● **Work to complete**
Write the material out again exactly.

● **Extracted data entries**
_ _ _ _ _

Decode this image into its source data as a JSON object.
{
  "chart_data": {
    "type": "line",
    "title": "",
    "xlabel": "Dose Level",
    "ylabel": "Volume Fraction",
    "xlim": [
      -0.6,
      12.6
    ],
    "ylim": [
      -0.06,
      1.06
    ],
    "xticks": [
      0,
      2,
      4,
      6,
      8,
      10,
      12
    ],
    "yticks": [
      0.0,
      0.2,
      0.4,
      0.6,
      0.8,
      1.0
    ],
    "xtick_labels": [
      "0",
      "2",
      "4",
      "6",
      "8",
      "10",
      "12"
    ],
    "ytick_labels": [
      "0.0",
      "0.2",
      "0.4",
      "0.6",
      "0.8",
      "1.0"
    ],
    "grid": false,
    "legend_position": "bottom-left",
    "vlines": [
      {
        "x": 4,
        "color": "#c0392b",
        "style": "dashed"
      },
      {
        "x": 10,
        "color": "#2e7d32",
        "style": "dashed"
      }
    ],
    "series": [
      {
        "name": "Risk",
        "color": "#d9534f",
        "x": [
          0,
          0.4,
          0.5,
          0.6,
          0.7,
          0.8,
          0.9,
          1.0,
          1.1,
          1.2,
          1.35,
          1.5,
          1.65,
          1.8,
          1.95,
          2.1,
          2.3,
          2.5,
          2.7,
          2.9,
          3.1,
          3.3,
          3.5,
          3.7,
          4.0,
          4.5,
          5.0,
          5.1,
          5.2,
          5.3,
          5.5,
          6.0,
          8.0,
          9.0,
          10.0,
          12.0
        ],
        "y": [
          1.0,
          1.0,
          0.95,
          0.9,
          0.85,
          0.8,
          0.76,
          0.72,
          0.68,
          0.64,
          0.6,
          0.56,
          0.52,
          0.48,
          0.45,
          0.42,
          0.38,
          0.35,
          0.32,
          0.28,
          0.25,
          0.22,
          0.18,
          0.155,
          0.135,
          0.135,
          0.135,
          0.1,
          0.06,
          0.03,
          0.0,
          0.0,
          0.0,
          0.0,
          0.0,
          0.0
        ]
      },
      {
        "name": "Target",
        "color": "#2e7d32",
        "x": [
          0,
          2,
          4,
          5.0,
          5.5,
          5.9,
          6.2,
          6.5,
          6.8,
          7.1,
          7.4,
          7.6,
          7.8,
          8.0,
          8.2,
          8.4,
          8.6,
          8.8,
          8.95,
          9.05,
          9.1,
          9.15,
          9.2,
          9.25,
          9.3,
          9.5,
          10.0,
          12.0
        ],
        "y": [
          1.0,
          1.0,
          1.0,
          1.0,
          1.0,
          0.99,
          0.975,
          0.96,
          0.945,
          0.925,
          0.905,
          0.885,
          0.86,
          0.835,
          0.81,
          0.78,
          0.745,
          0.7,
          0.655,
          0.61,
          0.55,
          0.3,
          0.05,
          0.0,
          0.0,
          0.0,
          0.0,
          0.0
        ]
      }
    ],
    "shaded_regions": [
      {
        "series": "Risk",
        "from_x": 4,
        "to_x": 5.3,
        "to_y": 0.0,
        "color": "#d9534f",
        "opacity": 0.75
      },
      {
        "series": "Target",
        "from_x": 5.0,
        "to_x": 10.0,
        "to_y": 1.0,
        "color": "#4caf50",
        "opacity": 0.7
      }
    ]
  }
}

_ _ _ _ _

● **Reply**
Decode this image into its source data as a JSON object.
{
  "chart_data": {
    "type": "line",
    "title": "",
    "xlabel": "Dose Level",
    "ylabel": "Volume Fraction",
    "xlim": [
      -0.6,
      12.6
    ],
    "ylim": [
      -0.06,
      1.06
    ],
    "xticks": [
      0,
      2,
      4,
      6,
      8,
      10,
      12
    ],
    "yticks": [
      0.0,
      0.2,
      0.4,
      0.6,
      0.8,
      1.0
    ],
    "xtick_labels": [
      "0",
      "2",
      "4",
      "6",
      "8",
      "10",
      "12"
    ],
    "ytick_labels": [
      "0.0",
      "0.2",
      "0.4",
      "0.6",
      "0.8",
      "1.0"
    ],
    "grid": false,
    "legend_position": "bottom-left",
    "vlines": [
      {
        "x": 4,
        "color": "#c0392b",
        "style": "dashed"
      },
      {
        "x": 10,
        "color": "#2e7d32",
        "style": "dashed"
      }
    ],
    "series": [
      {
        "name": "Risk",
        "color": "#d9534f",
        "x": [
          0,
          0.4,
          0.5,
          0.6,
          0.7,
          0.8,
          0.9,
          1.0,
          1.1,
          1.2,
          1.35,
          1.5,
          1.65,
          1.8,
          1.95,
          2.1,
          2.3,
          2.5,
          2.7,
          2.9,
          3.1,
          3.3,
          3.5,
          3.7,
          4.0,
          4.5,
          5.0,
          5.1,
          5.2,
          5.3,
          5.5,
          6.0,
          8.0,
          9.0,
          10.0,
          12.0
        ],
        "y": [
          1.0,
          1.0,
          0.95,
          0.9,
          0.85,
          0.8,
          0.76,
          0.72,
          0.68,
          0.64,
          0.6,
          0.56,
          0.52,
          0.48,
          0.45,
          0.42,
          0.38,
          0.35,
          0.32,
          0.28,
          0.25,
          0.22,
          0.18,
          0.155,
          0.135,
          0.135,
          0.135,
          0.1,
          0.06,
          0.03,
          0.0,
          0.0,
          0.0,
          0.0,
          0.0,
          0.0
        ]
      },
      {
        "name": "Target",
        "color": "#2e7d32",
        "x": [
          0,
          2,
          4,
          5.0,
          5.5,
          5.9,
          6.2,
          6.5,
          6.8,
          7.1,
          7.4,
          7.6,
          7.8,
          8.0,
          8.2,
          8.4,
          8.6,
          8.8,
          8.95,
          9.05,
          9.1,
          9.15,
          9.2,
          9.25,
          9.3,
          9.5,
          10.0,
          12.0
        ],
        "y": [
          1.0,
          1.0,
          1.0,
          1.0,
          1.0,
          0.99,
          0.975,
          0.96,
          0.945,
          0.925,
          0.905,
          0.885,
          0.86,
          0.835,
          0.81,
          0.78,
          0.745,
          0.7,
          0.655,
          0.61,
          0.55,
          0.3,
          0.05,
          0.0,
          0.0,
          0.0,
          0.0,
          0.0
        ]
      }
    ],
    "shaded_regions": [
      {
        "series": "Risk",
        "from_x": 4,
        "to_x": 5.3,
        "to_y": 0.0,
        "color": "#d9534f",
        "opacity": 0.75
      },
      {
        "series": "Target",
        "from_x": 5.0,
        "to_x": 10.0,
        "to_y": 1.0,
        "color": "#4caf50",
        "opacity": 0.7
      }
    ]
  }
}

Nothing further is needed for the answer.